Element boundary records
______________________________

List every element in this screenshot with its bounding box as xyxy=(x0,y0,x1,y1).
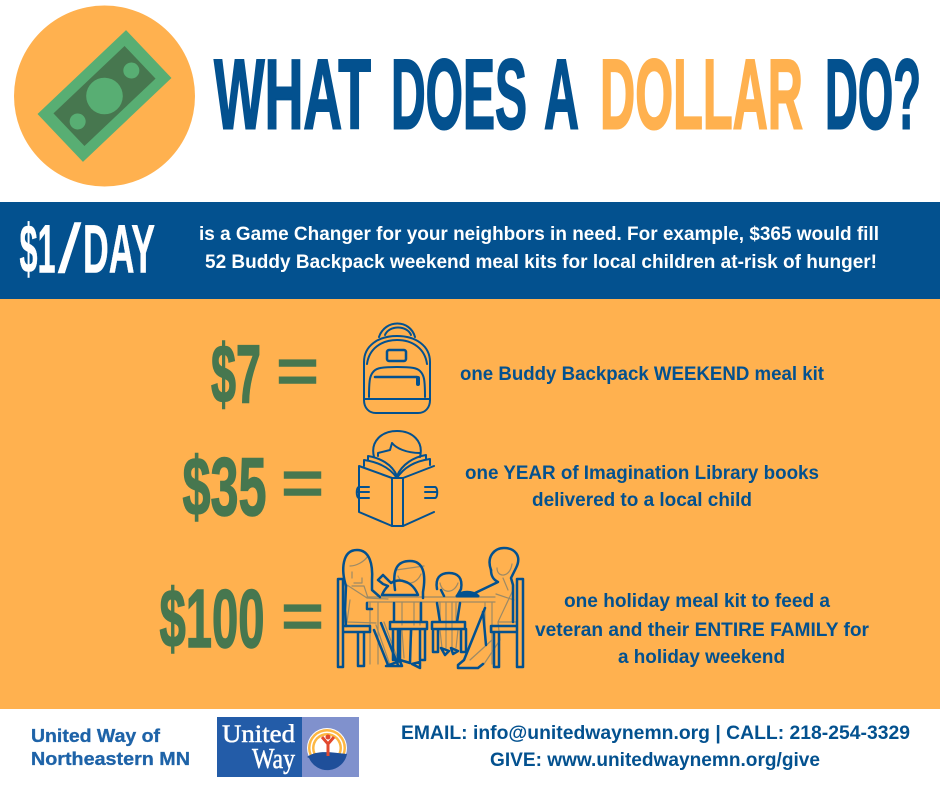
title: DOES xyxy=(391,38,527,150)
banner text xyxy=(199,224,879,273)
icon: dollar bill in circle xyxy=(14,6,195,186)
amount: $35: $35 xyxy=(182,440,266,533)
label: $100: one holiday meal kit to feed a xyxy=(564,590,830,612)
amount: $7: = xyxy=(276,335,319,406)
footer org name: Northeastern MN xyxy=(31,749,190,769)
logo: United Way: Way xyxy=(252,744,295,775)
title: A xyxy=(544,38,579,150)
banner heading: DAY xyxy=(83,210,155,288)
label: $35: one YEAR of Imagination Library books xyxy=(465,462,819,484)
label: $7: one Buddy Backpack WEEKEND meal kit xyxy=(460,363,824,385)
banner text: is a Game Changer for your neighbors in need. For example, $365 would fill xyxy=(199,224,879,245)
panel: orange giving levels xyxy=(0,299,940,709)
shoes xyxy=(386,661,420,668)
amount: $100: = xyxy=(281,580,324,651)
title xyxy=(214,38,921,150)
father xyxy=(490,548,518,622)
footer org name: United Way of xyxy=(31,726,161,746)
thick silhouette lines xyxy=(338,548,523,668)
left chair xyxy=(338,579,370,667)
footer contact: EMAIL: info@unitedwaynemn.org | CALL: 218-254-3329 xyxy=(401,723,910,744)
banner heading: / xyxy=(58,210,82,288)
footer contact xyxy=(401,723,910,771)
banner heading: $1 xyxy=(20,210,56,288)
icon: family at dinner table xyxy=(338,548,523,668)
footer contact: GIVE: www.unitedwaynemn.org/give xyxy=(490,750,820,771)
label: $35: delivered to a local child xyxy=(532,489,752,511)
pie xyxy=(457,592,478,596)
logo: United Way: United xyxy=(222,721,296,748)
footer org name xyxy=(31,726,190,769)
icon: child reading book xyxy=(357,431,437,526)
logo: United Way xyxy=(217,717,359,777)
icon: backpack xyxy=(364,324,430,413)
label: $100 xyxy=(535,590,869,668)
turkey xyxy=(378,575,418,595)
boy xyxy=(394,561,424,598)
amount: $100: $100 xyxy=(160,572,264,665)
banner: $1/day xyxy=(0,202,940,299)
mother xyxy=(343,550,380,597)
label: $100: veteran and their ENTIRE FAMILY for xyxy=(535,619,869,641)
girl xyxy=(437,573,461,596)
label: $35 xyxy=(465,462,819,511)
label: $100: a holiday weekend xyxy=(618,646,785,668)
amount: $35: = xyxy=(281,447,324,518)
banner text: 52 Buddy Backpack weekend meal kits for local children at-risk of hunger! xyxy=(205,252,877,273)
right chair xyxy=(491,579,523,667)
amount: $7: $7 xyxy=(211,328,261,420)
thin interior lines xyxy=(347,556,516,665)
title: WHAT xyxy=(214,38,371,150)
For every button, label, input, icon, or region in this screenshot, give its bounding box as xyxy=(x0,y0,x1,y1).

______________________________

# [Prompt]
Write out everything from the line with "title: DOES xyxy=(391,38,527,150)" down to the line with "banner text: is", changing "label" to "caption" and keeping all else the same.

# [Written answer]
title: DOES xyxy=(391,38,527,150)
banner text xyxy=(199,224,879,273)
icon: dollar bill in circle xyxy=(14,6,195,186)
amount: $35: $35 xyxy=(182,440,266,533)
caption: $100: one holiday meal kit to feed a xyxy=(564,590,830,612)
amount: $7: = xyxy=(276,335,319,406)
footer org name: Northeastern MN xyxy=(31,749,190,769)
logo: United Way: Way xyxy=(252,744,295,775)
title: A xyxy=(544,38,579,150)
banner heading: DAY xyxy=(83,210,155,288)
caption: $35: one YEAR of Imagination Library books xyxy=(465,462,819,484)
caption: $7: one Buddy Backpack WEEKEND meal kit xyxy=(460,363,824,385)
banner text: is a Game Changer for your neighbors in need. For example, $365 would fill xyxy=(199,224,879,245)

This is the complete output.